DATA EXTRACT →
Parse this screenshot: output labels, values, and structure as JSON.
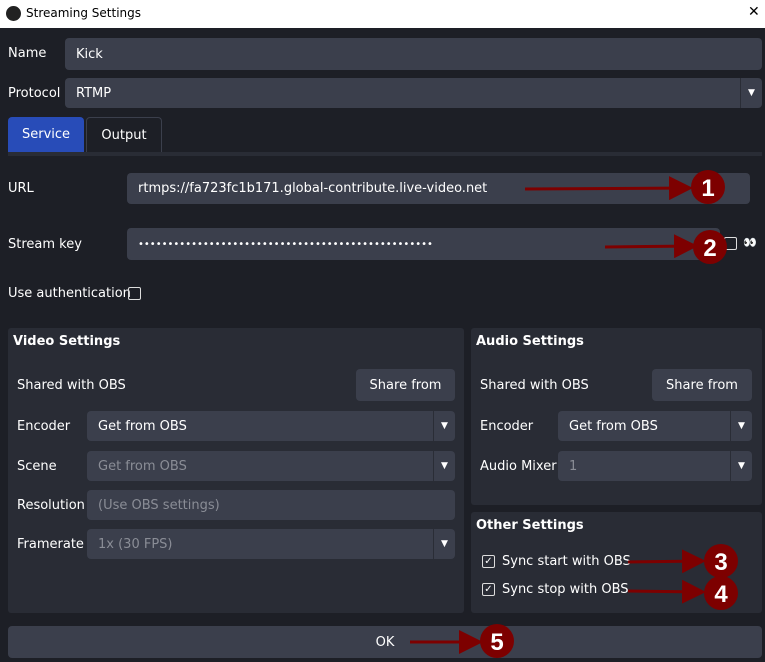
{
  "window": {
    "title": "Streaming Settings",
    "close": "✕"
  },
  "name": {
    "label": "Name",
    "value": "Kick"
  },
  "protocol": {
    "label": "Protocol",
    "value": "RTMP"
  },
  "tabs": [
    {
      "label": "Service",
      "active": true
    },
    {
      "label": "Output",
      "active": false
    }
  ],
  "url": {
    "label": "URL",
    "value": "rtmps://fa723fc1b171.global-contribute.live-video.net"
  },
  "stream_key": {
    "label": "Stream key",
    "value": "••••••••••••••••••••••••••••••••••••••••••••••••••",
    "show_icon": "👀"
  },
  "use_auth": {
    "label": "Use authentication",
    "checked": false
  },
  "video": {
    "title": "Video Settings",
    "shared_label": "Shared with OBS",
    "share_button": "Share from",
    "encoder_label": "Encoder",
    "encoder_value": "Get from OBS",
    "scene_label": "Scene",
    "scene_value": "Get from OBS",
    "resolution_label": "Resolution",
    "resolution_placeholder": "(Use OBS settings)",
    "framerate_label": "Framerate",
    "framerate_value": "1x (30 FPS)"
  },
  "audio": {
    "title": "Audio Settings",
    "shared_label": "Shared with OBS",
    "share_button": "Share from",
    "encoder_label": "Encoder",
    "encoder_value": "Get from OBS",
    "mixer_label": "Audio Mixer",
    "mixer_value": "1"
  },
  "other": {
    "title": "Other Settings",
    "sync_start": "Sync start with OBS",
    "sync_stop": "Sync stop with OBS",
    "check": "✓"
  },
  "ok_button": "OK",
  "annotations": [
    "1",
    "2",
    "3",
    "4",
    "5"
  ],
  "colors": {
    "accent": "#284cb8",
    "annotation": "#7d0000"
  }
}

THE TASK →
Pull out each line of the listing that holds the string "with".

THE RESPONSE →
    "shared_label": "Shared with OBS",
    "shared_label": "Shared with OBS",
    "sync_start": "Sync start with OBS",
    "sync_stop": "Sync stop with OBS",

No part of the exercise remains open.